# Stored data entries
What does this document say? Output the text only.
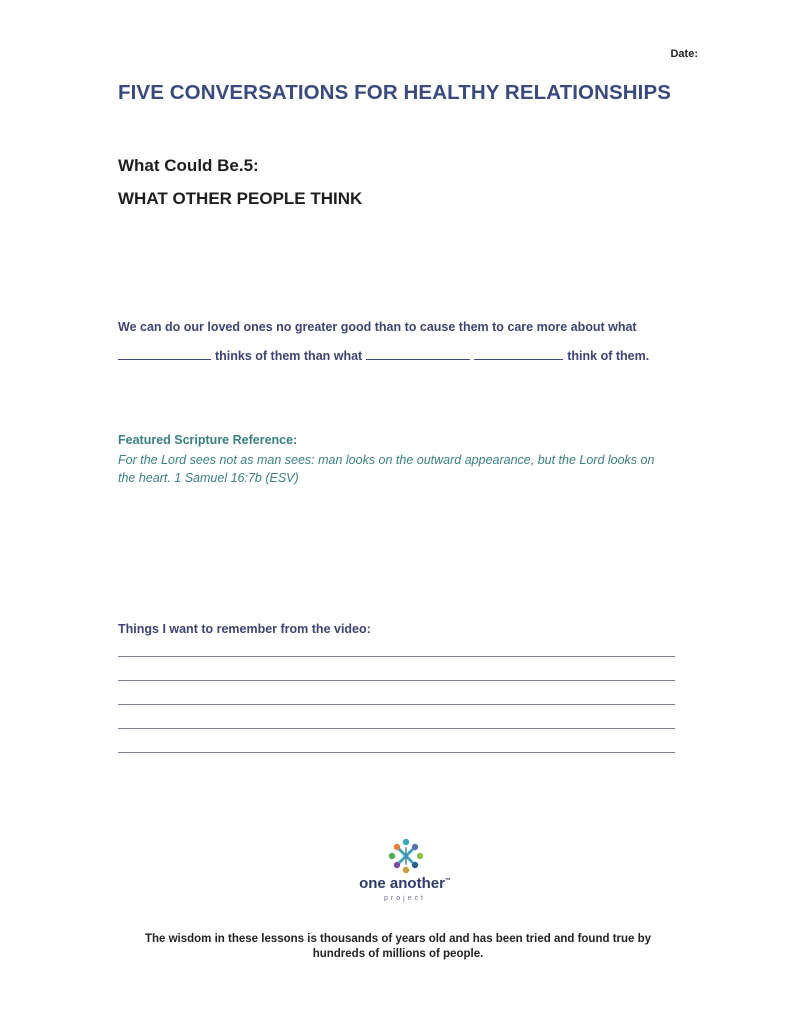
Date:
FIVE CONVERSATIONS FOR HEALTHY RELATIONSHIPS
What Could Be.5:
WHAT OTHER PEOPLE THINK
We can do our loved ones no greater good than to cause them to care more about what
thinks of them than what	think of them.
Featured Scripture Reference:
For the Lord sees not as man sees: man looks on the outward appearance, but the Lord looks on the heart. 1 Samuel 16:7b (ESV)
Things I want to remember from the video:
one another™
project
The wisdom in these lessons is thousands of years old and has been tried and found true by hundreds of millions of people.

# STATED TASK
Reproduce all of the data exactly; the pictures do not belong in the copy.

# SOLUTION TO THE PROBLEM
What does this document say? Output the text only.
Date:
FIVE CONVERSATIONS FOR HEALTHY RELATIONSHIPS
What Could Be.5:
WHAT OTHER PEOPLE THINK
We can do our loved ones no greater good than to cause them to care more about what
thinks of them than what	think of them.
Featured Scripture Reference:
For the Lord sees not as man sees: man looks on the outward appearance, but the Lord looks on the heart. 1 Samuel 16:7b (ESV)
Things I want to remember from the video:
one another™
project
The wisdom in these lessons is thousands of years old and has been tried and found true by hundreds of millions of people.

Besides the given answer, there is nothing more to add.